-- BEGIN Records --

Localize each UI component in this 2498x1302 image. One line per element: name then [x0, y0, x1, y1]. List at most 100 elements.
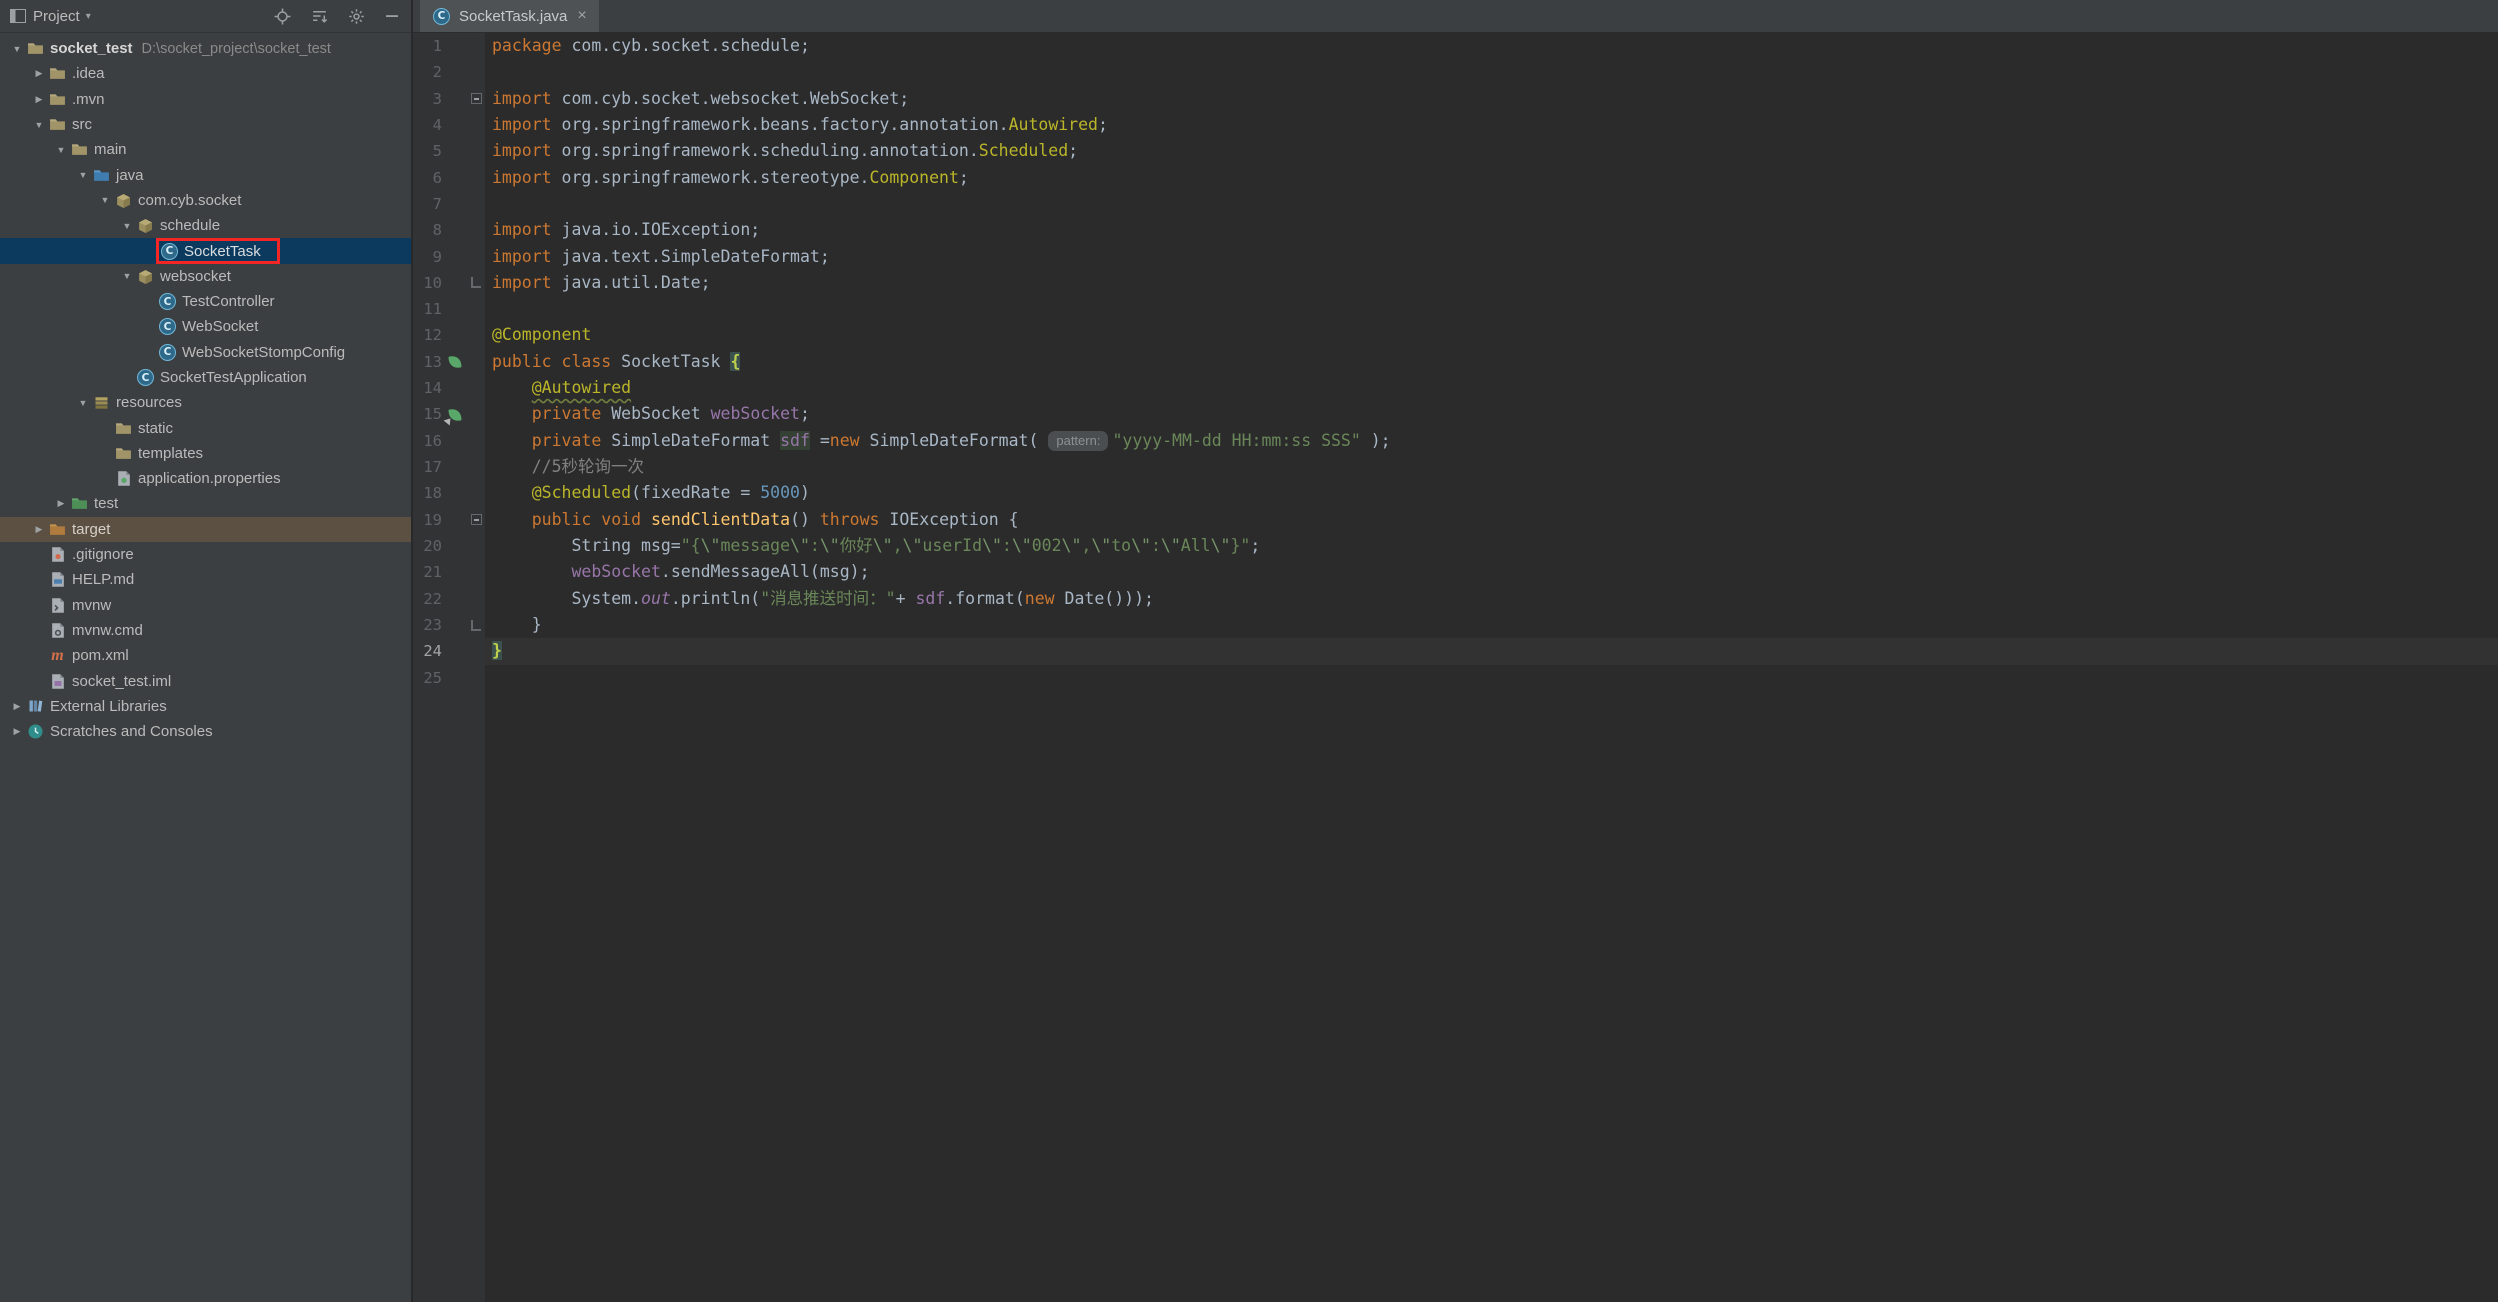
- class-icon: C: [160, 242, 179, 260]
- tree-item-websocketstompconfig[interactable]: CWebSocketStompConfig: [0, 340, 411, 365]
- chevron-down-icon[interactable]: ▾: [86, 11, 91, 22]
- folder-icon: [114, 444, 133, 462]
- code-text[interactable]: import java.text.SimpleDateFormat;: [485, 244, 2498, 270]
- code-token: ;: [1068, 141, 1078, 160]
- collapsed-arrow-icon[interactable]: ▶: [30, 94, 48, 105]
- code-token: );: [1361, 431, 1391, 450]
- fold-collapse-icon[interactable]: [471, 93, 482, 104]
- gutter-cell: 4: [413, 112, 485, 138]
- code-token: All: [1181, 536, 1211, 555]
- code-text[interactable]: public class SocketTask {: [485, 349, 2498, 375]
- tree-item-pom-xml[interactable]: mpom.xml: [0, 643, 411, 668]
- code-text[interactable]: import org.springframework.scheduling.an…: [485, 138, 2498, 164]
- code-text[interactable]: import org.springframework.beans.factory…: [485, 112, 2498, 138]
- code-text[interactable]: private WebSocket webSocket;: [485, 401, 2498, 427]
- tree-item-static[interactable]: static: [0, 415, 411, 440]
- expanded-arrow-icon[interactable]: ▼: [8, 44, 26, 54]
- expanded-arrow-icon[interactable]: ▼: [30, 120, 48, 130]
- tree-item-websocket[interactable]: CWebSocket: [0, 314, 411, 339]
- scratches-icon: [26, 723, 45, 741]
- code-text[interactable]: [485, 59, 2498, 85]
- tree-item-sockettestapplication[interactable]: CSocketTestApplication: [0, 365, 411, 390]
- tree-item-application-properties[interactable]: application.properties: [0, 466, 411, 491]
- line-number: 3: [413, 86, 442, 112]
- close-tab-icon[interactable]: ×: [577, 8, 586, 24]
- hide-panel-icon[interactable]: [385, 8, 399, 24]
- code-text[interactable]: //5秒轮询一次: [485, 454, 2498, 480]
- tree-item-help-md[interactable]: HELP.md: [0, 567, 411, 592]
- tree-item-sockettask[interactable]: CSocketTask: [0, 238, 411, 263]
- tree-item-java[interactable]: ▼java: [0, 162, 411, 187]
- tree-item-mvnw-cmd[interactable]: mvnw.cmd: [0, 618, 411, 643]
- code-text[interactable]: import java.util.Date;: [485, 270, 2498, 296]
- gutter-cell: 10: [413, 270, 485, 296]
- code-text[interactable]: import org.springframework.stereotype.Co…: [485, 165, 2498, 191]
- code-text[interactable]: package com.cyb.socket.schedule;: [485, 33, 2498, 59]
- collapsed-arrow-icon[interactable]: ▶: [52, 498, 70, 509]
- tree-item-websocket[interactable]: ▼websocket: [0, 264, 411, 289]
- tree-item-socket-test-iml[interactable]: socket_test.iml: [0, 668, 411, 693]
- expanded-arrow-icon[interactable]: ▼: [96, 195, 114, 205]
- project-view-icon[interactable]: [10, 9, 26, 23]
- code-text[interactable]: import com.cyb.socket.websocket.WebSocke…: [485, 86, 2498, 112]
- code-text[interactable]: private SimpleDateFormat sdf =new Simple…: [485, 428, 2498, 454]
- collapsed-arrow-icon[interactable]: ▶: [8, 726, 26, 737]
- expanded-arrow-icon[interactable]: ▼: [74, 398, 92, 408]
- code-token: SimpleDateFormat: [601, 431, 780, 450]
- code-text[interactable]: }: [485, 638, 2498, 664]
- tree-item-gitignore[interactable]: .gitignore: [0, 542, 411, 567]
- code-text[interactable]: [485, 296, 2498, 322]
- tree-item-socket-test[interactable]: ▼socket_testD:\socket_project\socket_tes…: [0, 36, 411, 61]
- tree-item-testcontroller[interactable]: CTestController: [0, 289, 411, 314]
- tab-sockettask-java[interactable]: C SocketTask.java ×: [420, 0, 599, 32]
- collapsed-arrow-icon[interactable]: ▶: [8, 701, 26, 712]
- code-token: "yyyy-MM-dd HH:mm:ss SSS": [1112, 431, 1360, 450]
- code-text[interactable]: webSocket.sendMessageAll(msg);: [485, 559, 2498, 585]
- code-token: \": [873, 536, 893, 555]
- tree-item-test[interactable]: ▶test: [0, 491, 411, 516]
- editor-body[interactable]: 1package com.cyb.socket.schedule;23impor…: [413, 33, 2498, 1302]
- code-text[interactable]: import java.io.IOException;: [485, 217, 2498, 243]
- expanded-arrow-icon[interactable]: ▼: [118, 221, 136, 231]
- tree-item-target[interactable]: ▶target: [0, 517, 411, 542]
- tree-item-external-libraries[interactable]: ▶External Libraries: [0, 694, 411, 719]
- tree-item-mvn[interactable]: ▶.mvn: [0, 87, 411, 112]
- collapsed-arrow-icon[interactable]: ▶: [30, 524, 48, 535]
- tree-item-com-cyb-socket[interactable]: ▼com.cyb.socket: [0, 188, 411, 213]
- locate-icon[interactable]: [274, 8, 291, 25]
- tree-item-resources[interactable]: ▼resources: [0, 390, 411, 415]
- expanded-arrow-icon[interactable]: ▼: [52, 145, 70, 155]
- code-token: [492, 404, 532, 423]
- settings-gear-icon[interactable]: [348, 8, 365, 25]
- tree-item-schedule[interactable]: ▼schedule: [0, 213, 411, 238]
- tree-item-main[interactable]: ▼main: [0, 137, 411, 162]
- tree-item-src[interactable]: ▼ src: [0, 112, 411, 137]
- code-text[interactable]: }: [485, 612, 2498, 638]
- code-text[interactable]: @Component: [485, 322, 2498, 348]
- project-path: D:\socket_project\socket_test: [142, 41, 331, 57]
- expanded-arrow-icon[interactable]: ▼: [74, 170, 92, 180]
- code-text[interactable]: public void sendClientData() throws IOEx…: [485, 507, 2498, 533]
- code-text[interactable]: @Autowired: [485, 375, 2498, 401]
- code-text[interactable]: System.out.println("消息推送时间："+ sdf.format…: [485, 586, 2498, 612]
- code-text[interactable]: [485, 191, 2498, 217]
- collapse-all-icon[interactable]: [311, 8, 328, 25]
- code-text[interactable]: [485, 665, 2498, 691]
- expanded-arrow-icon[interactable]: ▼: [118, 271, 136, 281]
- fold-collapse-icon[interactable]: [471, 514, 482, 525]
- tree-item-templates[interactable]: templates: [0, 441, 411, 466]
- autowired-dependency-icon[interactable]: [448, 408, 461, 421]
- tree-item-label: application.properties: [138, 470, 281, 487]
- spring-bean-icon[interactable]: [448, 355, 461, 368]
- code-token: }": [1230, 536, 1250, 555]
- code-text[interactable]: @Scheduled(fixedRate = 5000): [485, 480, 2498, 506]
- code-token: :: [810, 536, 820, 555]
- tree-item-idea[interactable]: ▶.idea: [0, 61, 411, 86]
- project-view-selector[interactable]: Project: [33, 8, 80, 25]
- code-text[interactable]: String msg="{\"message\":\"你好\",\"userId…: [485, 533, 2498, 559]
- tree-item-scratches-and-consoles[interactable]: ▶Scratches and Consoles: [0, 719, 411, 744]
- collapsed-arrow-icon[interactable]: ▶: [30, 68, 48, 79]
- tree-item-mvnw[interactable]: mvnw: [0, 593, 411, 618]
- code-token: import: [492, 168, 552, 187]
- tree-item-label: src: [72, 116, 92, 133]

-- END Records --

### Your instructions
Print the data above again line for line, leaving out the pictures.

### The answer
Localize each UI component in this 2498x1302 image. One line per element: name then [x0, y0, x1, y1]. List at most 100 elements.
- class-icon: C: [160, 242, 179, 260]
- tree-item-websocketstompconfig[interactable]: CWebSocketStompConfig: [0, 340, 411, 365]
- chevron-down-icon[interactable]: ▾: [86, 11, 91, 22]
- folder-icon: [114, 444, 133, 462]
- code-text[interactable]: import java.text.SimpleDateFormat;: [485, 244, 2498, 270]
- code-token: ;: [1068, 141, 1078, 160]
- collapsed-arrow-icon[interactable]: ▶: [30, 94, 48, 105]
- code-token: );: [1361, 431, 1391, 450]
- fold-collapse-icon[interactable]: [471, 93, 482, 104]
- gutter-cell: 4: [413, 112, 485, 138]
- code-token: All: [1181, 536, 1211, 555]
- code-text[interactable]: public class SocketTask {: [485, 349, 2498, 375]
- tree-item-pom-xml[interactable]: mpom.xml: [0, 643, 411, 668]
- code-text[interactable]: import org.springframework.scheduling.an…: [485, 138, 2498, 164]
- code-text[interactable]: import org.springframework.beans.factory…: [485, 112, 2498, 138]
- code-text[interactable]: private WebSocket webSocket;: [485, 401, 2498, 427]
- tree-item-static[interactable]: static: [0, 415, 411, 440]
- expanded-arrow-icon[interactable]: ▼: [8, 44, 26, 54]
- expanded-arrow-icon[interactable]: ▼: [30, 120, 48, 130]
- tree-item-websocket[interactable]: CWebSocket: [0, 314, 411, 339]
- scratches-icon: [26, 723, 45, 741]
- code-text[interactable]: [485, 59, 2498, 85]
- tree-item-sockettestapplication[interactable]: CSocketTestApplication: [0, 365, 411, 390]
- tree-item-application-properties[interactable]: application.properties: [0, 466, 411, 491]
- line-number: 3: [413, 86, 442, 112]
- close-tab-icon[interactable]: ×: [577, 8, 586, 24]
- hide-panel-icon[interactable]: [385, 8, 399, 24]
- code-text[interactable]: //5秒轮询一次: [485, 454, 2498, 480]
- tree-item-help-md[interactable]: HELP.md: [0, 567, 411, 592]
- tree-item-sockettask[interactable]: CSocketTask: [0, 238, 411, 263]
- tree-item-java[interactable]: ▼java: [0, 162, 411, 187]
- tree-item-mvnw-cmd[interactable]: mvnw.cmd: [0, 618, 411, 643]
- code-text[interactable]: import java.util.Date;: [485, 270, 2498, 296]
- gutter-cell: 10: [413, 270, 485, 296]
- code-text[interactable]: import org.springframework.stereotype.Co…: [485, 165, 2498, 191]
- code-text[interactable]: package com.cyb.socket.schedule;: [485, 33, 2498, 59]
- collapsed-arrow-icon[interactable]: ▶: [52, 498, 70, 509]
- tree-item-websocket[interactable]: ▼websocket: [0, 264, 411, 289]
- tree-item-socket-test-iml[interactable]: socket_test.iml: [0, 668, 411, 693]
- expanded-arrow-icon[interactable]: ▼: [96, 195, 114, 205]
- project-view-icon[interactable]: [10, 9, 26, 23]
- code-text[interactable]: import com.cyb.socket.websocket.WebSocke…: [485, 86, 2498, 112]
- code-text[interactable]: private SimpleDateFormat sdf =new Simple…: [485, 428, 2498, 454]
- collapsed-arrow-icon[interactable]: ▶: [8, 726, 26, 737]
- expanded-arrow-icon[interactable]: ▼: [74, 398, 92, 408]
- code-token: SimpleDateFormat: [601, 431, 780, 450]
- code-text[interactable]: }: [485, 638, 2498, 664]
- tree-item-gitignore[interactable]: .gitignore: [0, 542, 411, 567]
- code-text[interactable]: [485, 296, 2498, 322]
- tree-item-socket-test[interactable]: ▼socket_testD:\socket_project\socket_tes…: [0, 36, 411, 61]
- tree-item-testcontroller[interactable]: CTestController: [0, 289, 411, 314]
- tab-sockettask-java[interactable]: C SocketTask.java ×: [420, 0, 599, 32]
- collapsed-arrow-icon[interactable]: ▶: [8, 701, 26, 712]
- code-token: "yyyy-MM-dd HH:mm:ss SSS": [1112, 431, 1360, 450]
- code-text[interactable]: webSocket.sendMessageAll(msg);: [485, 559, 2498, 585]
- code-token: \": [873, 536, 893, 555]
- tree-item-test[interactable]: ▶test: [0, 491, 411, 516]
- editor-body[interactable]: 1package com.cyb.socket.schedule;23impor…: [413, 33, 2498, 1302]
- code-text[interactable]: import java.io.IOException;: [485, 217, 2498, 243]
- expanded-arrow-icon[interactable]: ▼: [118, 221, 136, 231]
- tree-item-target[interactable]: ▶target: [0, 517, 411, 542]
- tree-item-external-libraries[interactable]: ▶External Libraries: [0, 694, 411, 719]
- tree-item-mvn[interactable]: ▶.mvn: [0, 87, 411, 112]
- collapsed-arrow-icon[interactable]: ▶: [30, 524, 48, 535]
- tree-item-com-cyb-socket[interactable]: ▼com.cyb.socket: [0, 188, 411, 213]
- locate-icon[interactable]: [274, 8, 291, 25]
- tree-item-resources[interactable]: ▼resources: [0, 390, 411, 415]
- expanded-arrow-icon[interactable]: ▼: [52, 145, 70, 155]
- code-token: [492, 404, 532, 423]
- settings-gear-icon[interactable]: [348, 8, 365, 25]
- tree-item-schedule[interactable]: ▼schedule: [0, 213, 411, 238]
- tree-item-main[interactable]: ▼main: [0, 137, 411, 162]
- tree-item-src[interactable]: ▼ src: [0, 112, 411, 137]
- code-text[interactable]: }: [485, 612, 2498, 638]
- code-text[interactable]: @Component: [485, 322, 2498, 348]
- project-path: D:\socket_project\socket_test: [142, 41, 331, 57]
- expanded-arrow-icon[interactable]: ▼: [74, 170, 92, 180]
- code-text[interactable]: public void sendClientData() throws IOEx…: [485, 507, 2498, 533]
- code-text[interactable]: @Autowired: [485, 375, 2498, 401]
- code-text[interactable]: System.out.println("消息推送时间："+ sdf.format…: [485, 586, 2498, 612]
- code-text[interactable]: [485, 191, 2498, 217]
- collapse-all-icon[interactable]: [311, 8, 328, 25]
- code-text[interactable]: [485, 665, 2498, 691]
- expanded-arrow-icon[interactable]: ▼: [118, 271, 136, 281]
- fold-collapse-icon[interactable]: [471, 514, 482, 525]
- tree-item-templates[interactable]: templates: [0, 441, 411, 466]
- autowired-dependency-icon[interactable]: [448, 408, 461, 421]
- tree-item-label: application.properties: [138, 470, 281, 487]
- spring-bean-icon[interactable]: [448, 355, 461, 368]
- code-token: }": [1230, 536, 1250, 555]
- code-text[interactable]: @Scheduled(fixedRate = 5000): [485, 480, 2498, 506]
- code-token: :: [810, 536, 820, 555]
- tree-item-idea[interactable]: ▶.idea: [0, 61, 411, 86]
- project-view-selector[interactable]: Project: [33, 8, 80, 25]
- code-text[interactable]: String msg="{\"message\":\"你好\",\"userId…: [485, 533, 2498, 559]
- tree-item-scratches-and-consoles[interactable]: ▶Scratches and Consoles: [0, 719, 411, 744]
- collapsed-arrow-icon[interactable]: ▶: [30, 68, 48, 79]
- tree-item-mvnw[interactable]: mvnw: [0, 593, 411, 618]
- code-token: import: [492, 168, 552, 187]
- tree-item-label: src: [72, 116, 92, 133]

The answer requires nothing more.